_BRIEF_: Go through the data and copy every line exactly, but not the images.

_RECORD EXTRACTS_:

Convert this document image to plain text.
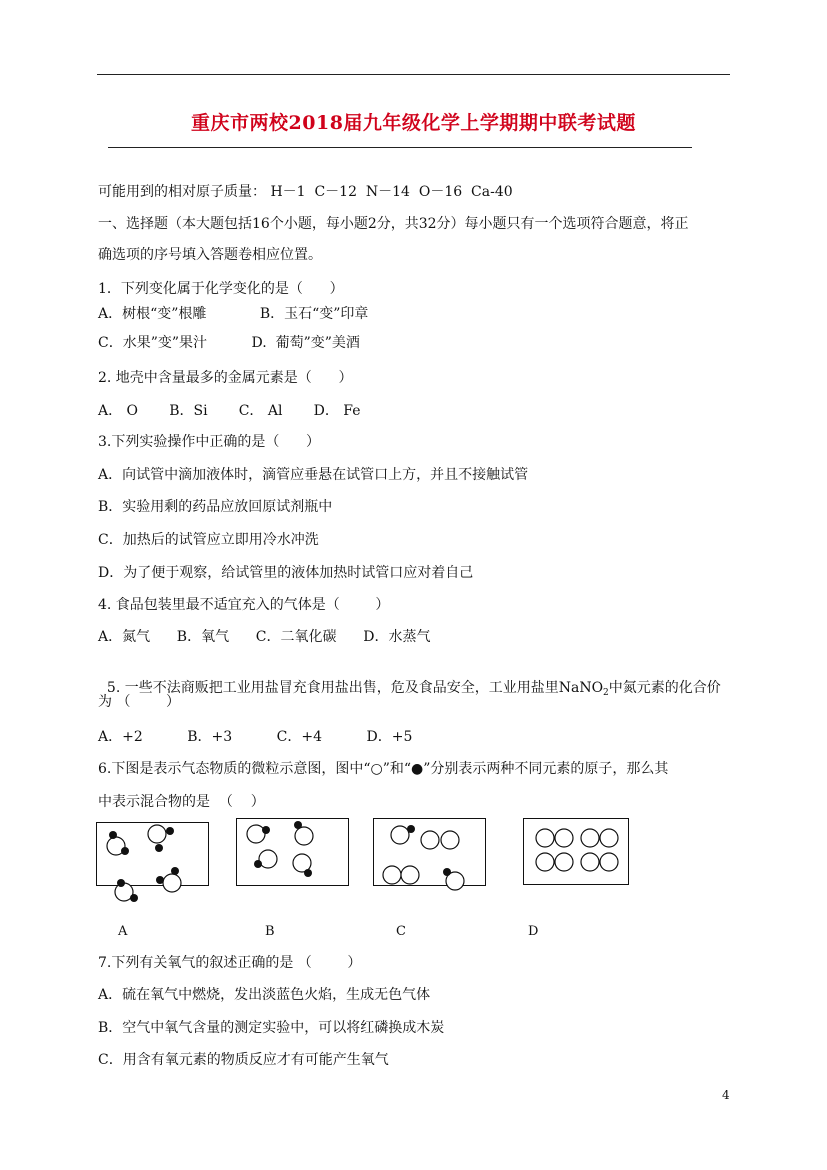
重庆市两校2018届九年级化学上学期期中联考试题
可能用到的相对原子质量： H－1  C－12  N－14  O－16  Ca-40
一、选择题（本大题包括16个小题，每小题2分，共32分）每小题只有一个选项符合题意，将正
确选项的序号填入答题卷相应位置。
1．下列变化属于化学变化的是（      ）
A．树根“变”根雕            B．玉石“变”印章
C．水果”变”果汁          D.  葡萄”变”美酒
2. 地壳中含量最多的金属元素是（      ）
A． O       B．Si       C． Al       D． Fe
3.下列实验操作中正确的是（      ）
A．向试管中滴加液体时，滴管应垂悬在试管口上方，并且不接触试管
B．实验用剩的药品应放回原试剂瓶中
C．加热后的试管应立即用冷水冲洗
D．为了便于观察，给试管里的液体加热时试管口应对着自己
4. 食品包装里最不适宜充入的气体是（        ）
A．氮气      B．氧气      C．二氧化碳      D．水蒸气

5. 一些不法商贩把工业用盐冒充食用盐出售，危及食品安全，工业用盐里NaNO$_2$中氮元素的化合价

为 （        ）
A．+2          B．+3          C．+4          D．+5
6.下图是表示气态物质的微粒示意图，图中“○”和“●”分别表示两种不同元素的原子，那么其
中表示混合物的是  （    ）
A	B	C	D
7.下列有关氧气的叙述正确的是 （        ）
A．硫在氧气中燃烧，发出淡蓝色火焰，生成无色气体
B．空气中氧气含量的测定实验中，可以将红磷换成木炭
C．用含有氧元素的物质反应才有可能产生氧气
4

_WRITTEN SOLUTION_:
Convert this document image to plain text.
重庆市两校2018届九年级化学上学期期中联考试题
可能用到的相对原子质量： H－1  C－12  N－14  O－16  Ca-40
一、选择题（本大题包括16个小题，每小题2分，共32分）每小题只有一个选项符合题意，将正
确选项的序号填入答题卷相应位置。
1．下列变化属于化学变化的是（      ）
A．树根“变”根雕            B．玉石“变”印章
C．水果”变”果汁          D.  葡萄”变”美酒
2. 地壳中含量最多的金属元素是（      ）
A． O       B．Si       C． Al       D． Fe
3.下列实验操作中正确的是（      ）
A．向试管中滴加液体时，滴管应垂悬在试管口上方，并且不接触试管
B．实验用剩的药品应放回原试剂瓶中
C．加热后的试管应立即用冷水冲洗
D．为了便于观察，给试管里的液体加热时试管口应对着自己
4. 食品包装里最不适宜充入的气体是（        ）
A．氮气      B．氧气      C．二氧化碳      D．水蒸气

5. 一些不法商贩把工业用盐冒充食用盐出售，危及食品安全，工业用盐里NaNO$_2$中氮元素的化合价

为 （        ）
A．+2          B．+3          C．+4          D．+5
6.下图是表示气态物质的微粒示意图，图中“○”和“●”分别表示两种不同元素的原子，那么其
中表示混合物的是  （    ）
A	B	C	D
7.下列有关氧气的叙述正确的是 （        ）
A．硫在氧气中燃烧，发出淡蓝色火焰，生成无色气体
B．空气中氧气含量的测定实验中，可以将红磷换成木炭
C．用含有氧元素的物质反应才有可能产生氧气
4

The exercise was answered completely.